--- START Information supplied ---
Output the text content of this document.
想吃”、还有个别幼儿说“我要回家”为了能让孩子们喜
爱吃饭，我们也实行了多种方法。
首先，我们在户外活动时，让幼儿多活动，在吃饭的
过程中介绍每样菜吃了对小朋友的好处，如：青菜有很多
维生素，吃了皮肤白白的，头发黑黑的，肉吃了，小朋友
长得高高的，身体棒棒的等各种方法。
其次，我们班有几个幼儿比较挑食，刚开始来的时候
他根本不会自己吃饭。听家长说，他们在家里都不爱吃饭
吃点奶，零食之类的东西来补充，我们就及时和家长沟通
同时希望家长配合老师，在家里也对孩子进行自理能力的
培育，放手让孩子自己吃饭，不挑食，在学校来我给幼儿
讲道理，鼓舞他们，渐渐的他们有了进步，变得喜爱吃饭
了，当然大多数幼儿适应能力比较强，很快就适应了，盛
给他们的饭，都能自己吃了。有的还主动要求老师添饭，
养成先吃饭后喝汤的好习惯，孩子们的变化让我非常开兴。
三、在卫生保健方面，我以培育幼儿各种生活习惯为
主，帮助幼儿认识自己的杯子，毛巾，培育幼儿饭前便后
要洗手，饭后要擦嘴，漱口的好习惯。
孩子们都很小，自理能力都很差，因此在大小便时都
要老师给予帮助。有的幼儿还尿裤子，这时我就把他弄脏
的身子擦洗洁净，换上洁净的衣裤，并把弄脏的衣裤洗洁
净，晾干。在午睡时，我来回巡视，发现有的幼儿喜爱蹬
--- END Information supplied ---
What to work on: Reproduce the full listing above, character for character.

Expected answer:
Output the text content of this document.
想吃”、还有个别幼儿说“我要回家”为了能让孩子们喜
爱吃饭，我们也实行了多种方法。
首先，我们在户外活动时，让幼儿多活动，在吃饭的
过程中介绍每样菜吃了对小朋友的好处，如：青菜有很多
维生素，吃了皮肤白白的，头发黑黑的，肉吃了，小朋友
长得高高的，身体棒棒的等各种方法。
其次，我们班有几个幼儿比较挑食，刚开始来的时候
他根本不会自己吃饭。听家长说，他们在家里都不爱吃饭
吃点奶，零食之类的东西来补充，我们就及时和家长沟通
同时希望家长配合老师，在家里也对孩子进行自理能力的
培育，放手让孩子自己吃饭，不挑食，在学校来我给幼儿
讲道理，鼓舞他们，渐渐的他们有了进步，变得喜爱吃饭
了，当然大多数幼儿适应能力比较强，很快就适应了，盛
给他们的饭，都能自己吃了。有的还主动要求老师添饭，
养成先吃饭后喝汤的好习惯，孩子们的变化让我非常开兴。
三、在卫生保健方面，我以培育幼儿各种生活习惯为
主，帮助幼儿认识自己的杯子，毛巾，培育幼儿饭前便后
要洗手，饭后要擦嘴，漱口的好习惯。
孩子们都很小，自理能力都很差，因此在大小便时都
要老师给予帮助。有的幼儿还尿裤子，这时我就把他弄脏
的身子擦洗洁净，换上洁净的衣裤，并把弄脏的衣裤洗洁
净，晾干。在午睡时，我来回巡视，发现有的幼儿喜爱蹬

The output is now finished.